### Directions
Images don't belong in the copy. Output the rest of the data exactly.

### Excerpted data

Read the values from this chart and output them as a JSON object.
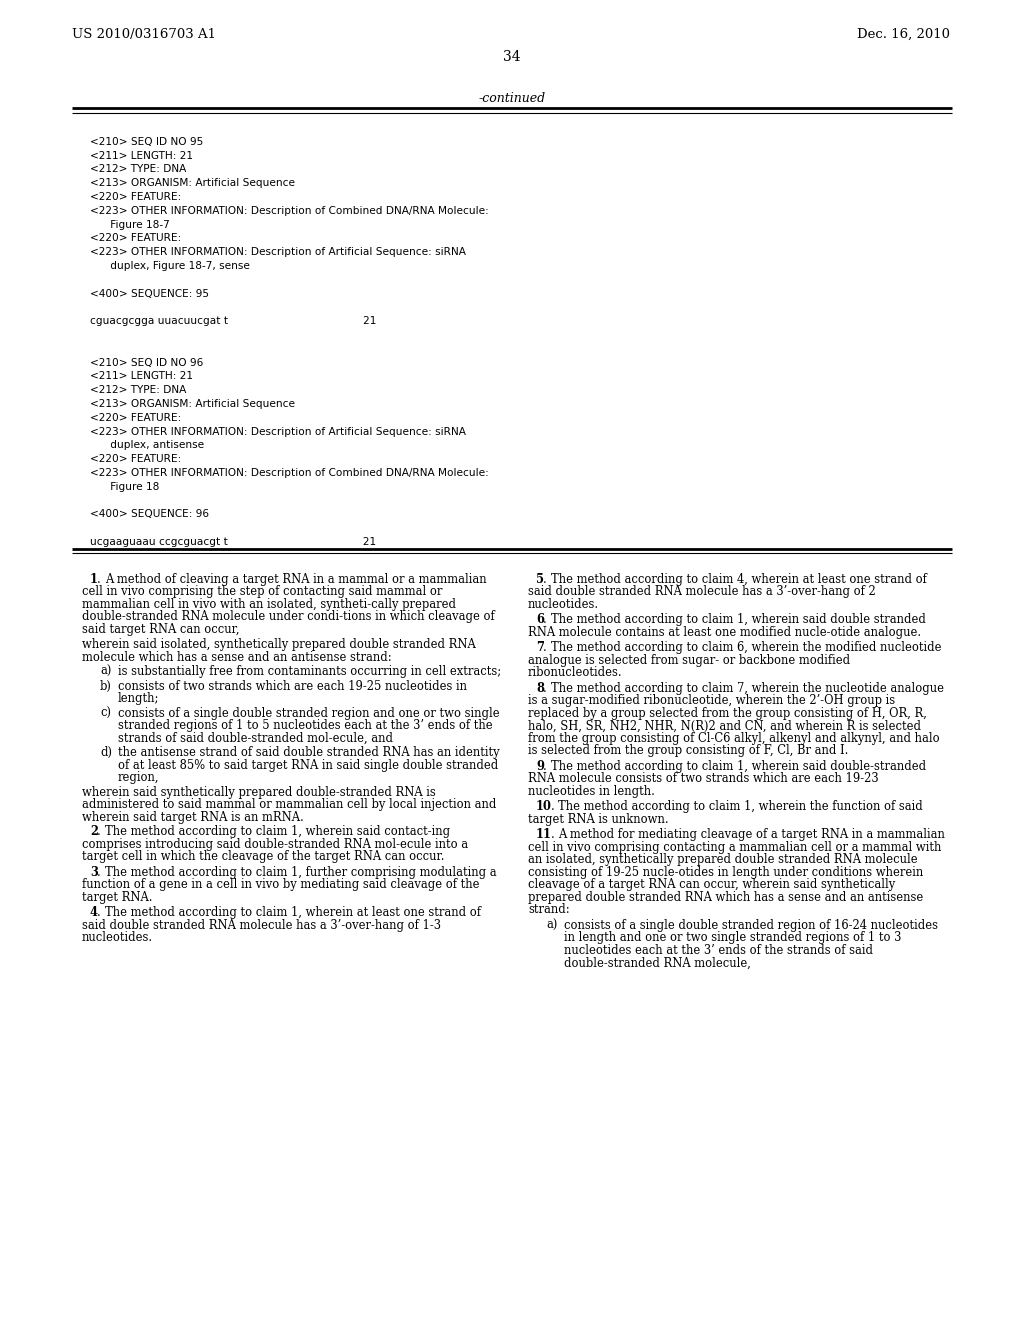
{
  "background_color": "#ffffff",
  "header_left": "US 2010/0316703 A1",
  "header_right": "Dec. 16, 2010",
  "page_number": "34",
  "continued_label": "-continued",
  "mono_lines": [
    "",
    "<210> SEQ ID NO 95",
    "<211> LENGTH: 21",
    "<212> TYPE: DNA",
    "<213> ORGANISM: Artificial Sequence",
    "<220> FEATURE:",
    "<223> OTHER INFORMATION: Description of Combined DNA/RNA Molecule:",
    "      Figure 18-7",
    "<220> FEATURE:",
    "<223> OTHER INFORMATION: Description of Artificial Sequence: siRNA",
    "      duplex, Figure 18-7, sense",
    "",
    "<400> SEQUENCE: 95",
    "",
    "cguacgcgga uuacuucgat t                                        21",
    "",
    "",
    "<210> SEQ ID NO 96",
    "<211> LENGTH: 21",
    "<212> TYPE: DNA",
    "<213> ORGANISM: Artificial Sequence",
    "<220> FEATURE:",
    "<223> OTHER INFORMATION: Description of Artificial Sequence: siRNA",
    "      duplex, antisense",
    "<220> FEATURE:",
    "<223> OTHER INFORMATION: Description of Combined DNA/RNA Molecule:",
    "      Figure 18",
    "",
    "<400> SEQUENCE: 96",
    "",
    "ucgaaguaau ccgcguacgt t                                        21"
  ],
  "col1_paragraphs": [
    {
      "kind": "claim_start",
      "num": "1",
      "text": ". A method of cleaving a target RNA in a mammal or a mammalian cell in vivo comprising the step of contacting said mammal or mammalian cell in vivo with an isolated, syntheti-cally prepared double-stranded RNA molecule under condi-tions in which cleavage of said target RNA can occur,"
    },
    {
      "kind": "body",
      "text": "wherein said isolated, synthetically prepared double stranded RNA molecule which has a sense and an antisense strand:"
    },
    {
      "kind": "subitem",
      "label": "a)",
      "text": "is substantially free from contaminants occurring in cell extracts;"
    },
    {
      "kind": "subitem",
      "label": "b)",
      "text": "consists of two strands which are each 19-25 nucleotides in length;"
    },
    {
      "kind": "subitem",
      "label": "c)",
      "text": "consists of a single double stranded region and one or two single stranded regions of 1 to 5 nucleotides each at the 3’ ends of the strands of said double-stranded mol-ecule, and"
    },
    {
      "kind": "subitem",
      "label": "d)",
      "text": "the antisense strand of said double stranded RNA has an identity of at least 85% to said target RNA in said single double stranded region,"
    },
    {
      "kind": "body",
      "text": "wherein said synthetically prepared double-stranded RNA is administered to said mammal or mammalian cell by local injection and wherein said target RNA is an mRNA."
    },
    {
      "kind": "claim_start",
      "num": "2",
      "text": ". The method according to claim 1, wherein said contact-ing comprises introducing said double-stranded RNA mol-ecule into a target cell in which the cleavage of the target RNA can occur."
    },
    {
      "kind": "claim_start",
      "num": "3",
      "text": ". The method according to claim 1, further comprising modulating a function of a gene in a cell in vivo by mediating said cleavage of the target RNA."
    },
    {
      "kind": "claim_start",
      "num": "4",
      "text": ". The method according to claim 1, wherein at least one strand of said double stranded RNA molecule has a 3’-over-hang of 1-3 nucleotides."
    }
  ],
  "col2_paragraphs": [
    {
      "kind": "claim_start",
      "num": "5",
      "text": ". The method according to claim 4, wherein at least one strand of said double stranded RNA molecule has a 3’-over-hang of 2 nucleotides."
    },
    {
      "kind": "claim_start",
      "num": "6",
      "text": ". The method according to claim 1, wherein said double stranded RNA molecule contains at least one modified nucle-otide analogue."
    },
    {
      "kind": "claim_start",
      "num": "7",
      "text": ". The method according to claim 6, wherein the modified nucleotide analogue is selected from sugar- or backbone modified ribonucleotides."
    },
    {
      "kind": "claim_start",
      "num": "8",
      "text": ". The method according to claim 7, wherein the nucleotide analogue is a sugar-modified ribonucleotide, wherein the 2’-OH group is replaced by a group selected from the group consisting of H, OR, R, halo, SH, SR, NH2, NHR, N(R)2 and CN, and wherein R is selected from the group consisting of Cl-C6 alkyl, alkenyl and alkynyl, and halo is selected from the group consisting of F, Cl, Br and I."
    },
    {
      "kind": "claim_start",
      "num": "9",
      "text": ". The method according to claim 1, wherein said double-stranded RNA molecule consists of two strands which are each 19-23 nucleotides in length."
    },
    {
      "kind": "claim_start",
      "num": "10",
      "text": ". The method according to claim 1, wherein the function of said target RNA is unknown."
    },
    {
      "kind": "claim_start",
      "num": "11",
      "text": ". A method for mediating cleavage of a target RNA in a mammalian cell in vivo comprising contacting a mammalian cell or a mammal with an isolated, synthetically prepared double stranded RNA molecule consisting of 19-25 nucle-otides in length under conditions wherein cleavage of a target RNA can occur, wherein said synthetically prepared double stranded RNA which has a sense and an antisense strand:"
    },
    {
      "kind": "subitem",
      "label": "a)",
      "text": "consists of a single double stranded region of 16-24 nucleotides in length and one or two single stranded regions of 1 to 3 nucleotides each at the 3’ ends of the strands of said double-stranded RNA molecule,"
    }
  ]
}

### Answer space
Read the values from this chart and output them as a JSON object.
{
  "background_color": "#ffffff",
  "header_left": "US 2010/0316703 A1",
  "header_right": "Dec. 16, 2010",
  "page_number": "34",
  "continued_label": "-continued",
  "mono_lines": [
    "",
    "<210> SEQ ID NO 95",
    "<211> LENGTH: 21",
    "<212> TYPE: DNA",
    "<213> ORGANISM: Artificial Sequence",
    "<220> FEATURE:",
    "<223> OTHER INFORMATION: Description of Combined DNA/RNA Molecule:",
    "      Figure 18-7",
    "<220> FEATURE:",
    "<223> OTHER INFORMATION: Description of Artificial Sequence: siRNA",
    "      duplex, Figure 18-7, sense",
    "",
    "<400> SEQUENCE: 95",
    "",
    "cguacgcgga uuacuucgat t                                        21",
    "",
    "",
    "<210> SEQ ID NO 96",
    "<211> LENGTH: 21",
    "<212> TYPE: DNA",
    "<213> ORGANISM: Artificial Sequence",
    "<220> FEATURE:",
    "<223> OTHER INFORMATION: Description of Artificial Sequence: siRNA",
    "      duplex, antisense",
    "<220> FEATURE:",
    "<223> OTHER INFORMATION: Description of Combined DNA/RNA Molecule:",
    "      Figure 18",
    "",
    "<400> SEQUENCE: 96",
    "",
    "ucgaaguaau ccgcguacgt t                                        21"
  ],
  "col1_paragraphs": [
    {
      "kind": "claim_start",
      "num": "1",
      "text": ". A method of cleaving a target RNA in a mammal or a mammalian cell in vivo comprising the step of contacting said mammal or mammalian cell in vivo with an isolated, syntheti-cally prepared double-stranded RNA molecule under condi-tions in which cleavage of said target RNA can occur,"
    },
    {
      "kind": "body",
      "text": "wherein said isolated, synthetically prepared double stranded RNA molecule which has a sense and an antisense strand:"
    },
    {
      "kind": "subitem",
      "label": "a)",
      "text": "is substantially free from contaminants occurring in cell extracts;"
    },
    {
      "kind": "subitem",
      "label": "b)",
      "text": "consists of two strands which are each 19-25 nucleotides in length;"
    },
    {
      "kind": "subitem",
      "label": "c)",
      "text": "consists of a single double stranded region and one or two single stranded regions of 1 to 5 nucleotides each at the 3’ ends of the strands of said double-stranded mol-ecule, and"
    },
    {
      "kind": "subitem",
      "label": "d)",
      "text": "the antisense strand of said double stranded RNA has an identity of at least 85% to said target RNA in said single double stranded region,"
    },
    {
      "kind": "body",
      "text": "wherein said synthetically prepared double-stranded RNA is administered to said mammal or mammalian cell by local injection and wherein said target RNA is an mRNA."
    },
    {
      "kind": "claim_start",
      "num": "2",
      "text": ". The method according to claim 1, wherein said contact-ing comprises introducing said double-stranded RNA mol-ecule into a target cell in which the cleavage of the target RNA can occur."
    },
    {
      "kind": "claim_start",
      "num": "3",
      "text": ". The method according to claim 1, further comprising modulating a function of a gene in a cell in vivo by mediating said cleavage of the target RNA."
    },
    {
      "kind": "claim_start",
      "num": "4",
      "text": ". The method according to claim 1, wherein at least one strand of said double stranded RNA molecule has a 3’-over-hang of 1-3 nucleotides."
    }
  ],
  "col2_paragraphs": [
    {
      "kind": "claim_start",
      "num": "5",
      "text": ". The method according to claim 4, wherein at least one strand of said double stranded RNA molecule has a 3’-over-hang of 2 nucleotides."
    },
    {
      "kind": "claim_start",
      "num": "6",
      "text": ". The method according to claim 1, wherein said double stranded RNA molecule contains at least one modified nucle-otide analogue."
    },
    {
      "kind": "claim_start",
      "num": "7",
      "text": ". The method according to claim 6, wherein the modified nucleotide analogue is selected from sugar- or backbone modified ribonucleotides."
    },
    {
      "kind": "claim_start",
      "num": "8",
      "text": ". The method according to claim 7, wherein the nucleotide analogue is a sugar-modified ribonucleotide, wherein the 2’-OH group is replaced by a group selected from the group consisting of H, OR, R, halo, SH, SR, NH2, NHR, N(R)2 and CN, and wherein R is selected from the group consisting of Cl-C6 alkyl, alkenyl and alkynyl, and halo is selected from the group consisting of F, Cl, Br and I."
    },
    {
      "kind": "claim_start",
      "num": "9",
      "text": ". The method according to claim 1, wherein said double-stranded RNA molecule consists of two strands which are each 19-23 nucleotides in length."
    },
    {
      "kind": "claim_start",
      "num": "10",
      "text": ". The method according to claim 1, wherein the function of said target RNA is unknown."
    },
    {
      "kind": "claim_start",
      "num": "11",
      "text": ". A method for mediating cleavage of a target RNA in a mammalian cell in vivo comprising contacting a mammalian cell or a mammal with an isolated, synthetically prepared double stranded RNA molecule consisting of 19-25 nucle-otides in length under conditions wherein cleavage of a target RNA can occur, wherein said synthetically prepared double stranded RNA which has a sense and an antisense strand:"
    },
    {
      "kind": "subitem",
      "label": "a)",
      "text": "consists of a single double stranded region of 16-24 nucleotides in length and one or two single stranded regions of 1 to 3 nucleotides each at the 3’ ends of the strands of said double-stranded RNA molecule,"
    }
  ]
}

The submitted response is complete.